Entries provided:
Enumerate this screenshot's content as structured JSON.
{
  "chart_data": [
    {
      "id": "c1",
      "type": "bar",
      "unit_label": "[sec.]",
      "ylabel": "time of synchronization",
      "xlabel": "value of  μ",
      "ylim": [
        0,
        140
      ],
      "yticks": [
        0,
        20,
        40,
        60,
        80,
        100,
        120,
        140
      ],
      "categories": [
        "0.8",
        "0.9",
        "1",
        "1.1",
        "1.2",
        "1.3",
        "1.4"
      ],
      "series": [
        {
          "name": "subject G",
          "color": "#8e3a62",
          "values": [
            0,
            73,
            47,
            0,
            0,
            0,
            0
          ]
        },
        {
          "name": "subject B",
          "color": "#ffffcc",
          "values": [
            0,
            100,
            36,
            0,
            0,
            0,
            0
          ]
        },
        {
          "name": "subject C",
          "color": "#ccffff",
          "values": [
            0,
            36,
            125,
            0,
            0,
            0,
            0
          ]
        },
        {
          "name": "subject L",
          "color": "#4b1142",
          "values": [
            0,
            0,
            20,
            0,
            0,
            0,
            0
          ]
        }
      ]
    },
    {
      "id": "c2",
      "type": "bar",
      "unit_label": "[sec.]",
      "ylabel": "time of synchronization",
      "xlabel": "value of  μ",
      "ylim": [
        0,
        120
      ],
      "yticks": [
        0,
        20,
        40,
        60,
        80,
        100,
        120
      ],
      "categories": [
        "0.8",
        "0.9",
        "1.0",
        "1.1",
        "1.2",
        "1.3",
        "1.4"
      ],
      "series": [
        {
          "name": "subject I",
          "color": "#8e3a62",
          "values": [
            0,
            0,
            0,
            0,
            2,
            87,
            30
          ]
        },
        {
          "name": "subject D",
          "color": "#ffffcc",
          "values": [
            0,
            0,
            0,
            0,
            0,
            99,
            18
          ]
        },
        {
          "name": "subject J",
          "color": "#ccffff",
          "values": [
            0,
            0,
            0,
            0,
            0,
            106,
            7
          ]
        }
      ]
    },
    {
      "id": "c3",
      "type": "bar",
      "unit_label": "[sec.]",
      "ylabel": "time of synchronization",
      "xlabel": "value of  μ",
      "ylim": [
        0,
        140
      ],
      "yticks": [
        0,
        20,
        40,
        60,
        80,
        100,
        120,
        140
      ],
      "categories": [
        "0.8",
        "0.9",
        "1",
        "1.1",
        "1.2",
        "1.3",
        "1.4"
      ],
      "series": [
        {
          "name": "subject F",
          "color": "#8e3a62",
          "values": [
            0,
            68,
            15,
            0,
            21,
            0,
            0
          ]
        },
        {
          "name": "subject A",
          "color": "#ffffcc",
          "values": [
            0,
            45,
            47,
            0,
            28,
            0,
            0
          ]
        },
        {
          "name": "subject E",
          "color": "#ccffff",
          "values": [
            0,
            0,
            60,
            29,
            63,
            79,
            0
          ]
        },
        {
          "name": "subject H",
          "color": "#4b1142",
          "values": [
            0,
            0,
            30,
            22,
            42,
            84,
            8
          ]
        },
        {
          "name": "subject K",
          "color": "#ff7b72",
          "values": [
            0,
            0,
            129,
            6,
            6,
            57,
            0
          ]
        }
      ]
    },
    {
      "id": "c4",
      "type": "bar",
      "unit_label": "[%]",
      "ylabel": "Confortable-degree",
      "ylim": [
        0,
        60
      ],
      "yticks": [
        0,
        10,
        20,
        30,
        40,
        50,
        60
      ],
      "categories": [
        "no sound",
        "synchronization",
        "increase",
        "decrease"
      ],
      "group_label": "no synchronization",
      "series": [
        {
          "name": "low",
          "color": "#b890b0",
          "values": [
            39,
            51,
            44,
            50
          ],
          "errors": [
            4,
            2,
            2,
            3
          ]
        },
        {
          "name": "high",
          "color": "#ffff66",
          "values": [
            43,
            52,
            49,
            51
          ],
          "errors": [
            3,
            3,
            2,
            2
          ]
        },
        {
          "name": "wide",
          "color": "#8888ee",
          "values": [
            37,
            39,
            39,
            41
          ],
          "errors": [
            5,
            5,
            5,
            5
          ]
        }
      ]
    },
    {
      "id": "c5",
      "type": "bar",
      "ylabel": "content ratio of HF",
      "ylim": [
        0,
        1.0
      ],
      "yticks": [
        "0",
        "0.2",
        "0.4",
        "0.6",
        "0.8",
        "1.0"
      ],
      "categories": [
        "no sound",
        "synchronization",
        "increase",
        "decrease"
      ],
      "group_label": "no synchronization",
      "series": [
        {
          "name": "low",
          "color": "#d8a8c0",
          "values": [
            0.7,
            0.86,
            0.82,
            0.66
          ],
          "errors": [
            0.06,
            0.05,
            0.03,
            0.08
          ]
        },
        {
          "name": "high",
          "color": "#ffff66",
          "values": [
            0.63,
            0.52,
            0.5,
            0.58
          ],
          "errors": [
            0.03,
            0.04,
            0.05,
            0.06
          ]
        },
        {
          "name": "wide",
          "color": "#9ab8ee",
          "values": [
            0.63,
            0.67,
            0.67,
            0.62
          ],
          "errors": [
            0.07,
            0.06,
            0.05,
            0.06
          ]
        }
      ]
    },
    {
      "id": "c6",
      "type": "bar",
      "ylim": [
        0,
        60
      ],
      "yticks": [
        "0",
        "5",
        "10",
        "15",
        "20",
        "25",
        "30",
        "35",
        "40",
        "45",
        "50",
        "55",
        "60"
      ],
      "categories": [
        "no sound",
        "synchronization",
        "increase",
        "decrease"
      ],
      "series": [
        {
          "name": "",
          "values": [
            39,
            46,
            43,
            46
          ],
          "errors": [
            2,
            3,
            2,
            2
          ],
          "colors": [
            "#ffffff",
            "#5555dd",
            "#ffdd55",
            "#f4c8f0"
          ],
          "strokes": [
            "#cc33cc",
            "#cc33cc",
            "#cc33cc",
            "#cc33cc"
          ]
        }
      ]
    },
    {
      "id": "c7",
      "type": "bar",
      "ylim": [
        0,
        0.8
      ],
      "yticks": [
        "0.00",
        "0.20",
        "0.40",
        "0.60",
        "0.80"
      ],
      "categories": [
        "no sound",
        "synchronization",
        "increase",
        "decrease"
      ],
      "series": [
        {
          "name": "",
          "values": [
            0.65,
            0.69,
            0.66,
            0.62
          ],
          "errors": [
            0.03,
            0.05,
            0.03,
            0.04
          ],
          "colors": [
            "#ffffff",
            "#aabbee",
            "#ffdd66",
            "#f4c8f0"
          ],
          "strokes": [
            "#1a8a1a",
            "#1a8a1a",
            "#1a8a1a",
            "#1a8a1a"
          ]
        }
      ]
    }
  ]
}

Brief:
Copy out the full material exactly as it appears.

Reply to the task:
Enumerate this screenshot's content as structured JSON.
{
  "chart_data": [
    {
      "id": "c1",
      "type": "bar",
      "unit_label": "[sec.]",
      "ylabel": "time of synchronization",
      "xlabel": "value of  μ",
      "ylim": [
        0,
        140
      ],
      "yticks": [
        0,
        20,
        40,
        60,
        80,
        100,
        120,
        140
      ],
      "categories": [
        "0.8",
        "0.9",
        "1",
        "1.1",
        "1.2",
        "1.3",
        "1.4"
      ],
      "series": [
        {
          "name": "subject G",
          "color": "#8e3a62",
          "values": [
            0,
            73,
            47,
            0,
            0,
            0,
            0
          ]
        },
        {
          "name": "subject B",
          "color": "#ffffcc",
          "values": [
            0,
            100,
            36,
            0,
            0,
            0,
            0
          ]
        },
        {
          "name": "subject C",
          "color": "#ccffff",
          "values": [
            0,
            36,
            125,
            0,
            0,
            0,
            0
          ]
        },
        {
          "name": "subject L",
          "color": "#4b1142",
          "values": [
            0,
            0,
            20,
            0,
            0,
            0,
            0
          ]
        }
      ]
    },
    {
      "id": "c2",
      "type": "bar",
      "unit_label": "[sec.]",
      "ylabel": "time of synchronization",
      "xlabel": "value of  μ",
      "ylim": [
        0,
        120
      ],
      "yticks": [
        0,
        20,
        40,
        60,
        80,
        100,
        120
      ],
      "categories": [
        "0.8",
        "0.9",
        "1.0",
        "1.1",
        "1.2",
        "1.3",
        "1.4"
      ],
      "series": [
        {
          "name": "subject I",
          "color": "#8e3a62",
          "values": [
            0,
            0,
            0,
            0,
            2,
            87,
            30
          ]
        },
        {
          "name": "subject D",
          "color": "#ffffcc",
          "values": [
            0,
            0,
            0,
            0,
            0,
            99,
            18
          ]
        },
        {
          "name": "subject J",
          "color": "#ccffff",
          "values": [
            0,
            0,
            0,
            0,
            0,
            106,
            7
          ]
        }
      ]
    },
    {
      "id": "c3",
      "type": "bar",
      "unit_label": "[sec.]",
      "ylabel": "time of synchronization",
      "xlabel": "value of  μ",
      "ylim": [
        0,
        140
      ],
      "yticks": [
        0,
        20,
        40,
        60,
        80,
        100,
        120,
        140
      ],
      "categories": [
        "0.8",
        "0.9",
        "1",
        "1.1",
        "1.2",
        "1.3",
        "1.4"
      ],
      "series": [
        {
          "name": "subject F",
          "color": "#8e3a62",
          "values": [
            0,
            68,
            15,
            0,
            21,
            0,
            0
          ]
        },
        {
          "name": "subject A",
          "color": "#ffffcc",
          "values": [
            0,
            45,
            47,
            0,
            28,
            0,
            0
          ]
        },
        {
          "name": "subject E",
          "color": "#ccffff",
          "values": [
            0,
            0,
            60,
            29,
            63,
            79,
            0
          ]
        },
        {
          "name": "subject H",
          "color": "#4b1142",
          "values": [
            0,
            0,
            30,
            22,
            42,
            84,
            8
          ]
        },
        {
          "name": "subject K",
          "color": "#ff7b72",
          "values": [
            0,
            0,
            129,
            6,
            6,
            57,
            0
          ]
        }
      ]
    },
    {
      "id": "c4",
      "type": "bar",
      "unit_label": "[%]",
      "ylabel": "Confortable-degree",
      "ylim": [
        0,
        60
      ],
      "yticks": [
        0,
        10,
        20,
        30,
        40,
        50,
        60
      ],
      "categories": [
        "no sound",
        "synchronization",
        "increase",
        "decrease"
      ],
      "group_label": "no synchronization",
      "series": [
        {
          "name": "low",
          "color": "#b890b0",
          "values": [
            39,
            51,
            44,
            50
          ],
          "errors": [
            4,
            2,
            2,
            3
          ]
        },
        {
          "name": "high",
          "color": "#ffff66",
          "values": [
            43,
            52,
            49,
            51
          ],
          "errors": [
            3,
            3,
            2,
            2
          ]
        },
        {
          "name": "wide",
          "color": "#8888ee",
          "values": [
            37,
            39,
            39,
            41
          ],
          "errors": [
            5,
            5,
            5,
            5
          ]
        }
      ]
    },
    {
      "id": "c5",
      "type": "bar",
      "ylabel": "content ratio of HF",
      "ylim": [
        0,
        1.0
      ],
      "yticks": [
        "0",
        "0.2",
        "0.4",
        "0.6",
        "0.8",
        "1.0"
      ],
      "categories": [
        "no sound",
        "synchronization",
        "increase",
        "decrease"
      ],
      "group_label": "no synchronization",
      "series": [
        {
          "name": "low",
          "color": "#d8a8c0",
          "values": [
            0.7,
            0.86,
            0.82,
            0.66
          ],
          "errors": [
            0.06,
            0.05,
            0.03,
            0.08
          ]
        },
        {
          "name": "high",
          "color": "#ffff66",
          "values": [
            0.63,
            0.52,
            0.5,
            0.58
          ],
          "errors": [
            0.03,
            0.04,
            0.05,
            0.06
          ]
        },
        {
          "name": "wide",
          "color": "#9ab8ee",
          "values": [
            0.63,
            0.67,
            0.67,
            0.62
          ],
          "errors": [
            0.07,
            0.06,
            0.05,
            0.06
          ]
        }
      ]
    },
    {
      "id": "c6",
      "type": "bar",
      "ylim": [
        0,
        60
      ],
      "yticks": [
        "0",
        "5",
        "10",
        "15",
        "20",
        "25",
        "30",
        "35",
        "40",
        "45",
        "50",
        "55",
        "60"
      ],
      "categories": [
        "no sound",
        "synchronization",
        "increase",
        "decrease"
      ],
      "series": [
        {
          "name": "",
          "values": [
            39,
            46,
            43,
            46
          ],
          "errors": [
            2,
            3,
            2,
            2
          ],
          "colors": [
            "#ffffff",
            "#5555dd",
            "#ffdd55",
            "#f4c8f0"
          ],
          "strokes": [
            "#cc33cc",
            "#cc33cc",
            "#cc33cc",
            "#cc33cc"
          ]
        }
      ]
    },
    {
      "id": "c7",
      "type": "bar",
      "ylim": [
        0,
        0.8
      ],
      "yticks": [
        "0.00",
        "0.20",
        "0.40",
        "0.60",
        "0.80"
      ],
      "categories": [
        "no sound",
        "synchronization",
        "increase",
        "decrease"
      ],
      "series": [
        {
          "name": "",
          "values": [
            0.65,
            0.69,
            0.66,
            0.62
          ],
          "errors": [
            0.03,
            0.05,
            0.03,
            0.04
          ],
          "colors": [
            "#ffffff",
            "#aabbee",
            "#ffdd66",
            "#f4c8f0"
          ],
          "strokes": [
            "#1a8a1a",
            "#1a8a1a",
            "#1a8a1a",
            "#1a8a1a"
          ]
        }
      ]
    }
  ]
}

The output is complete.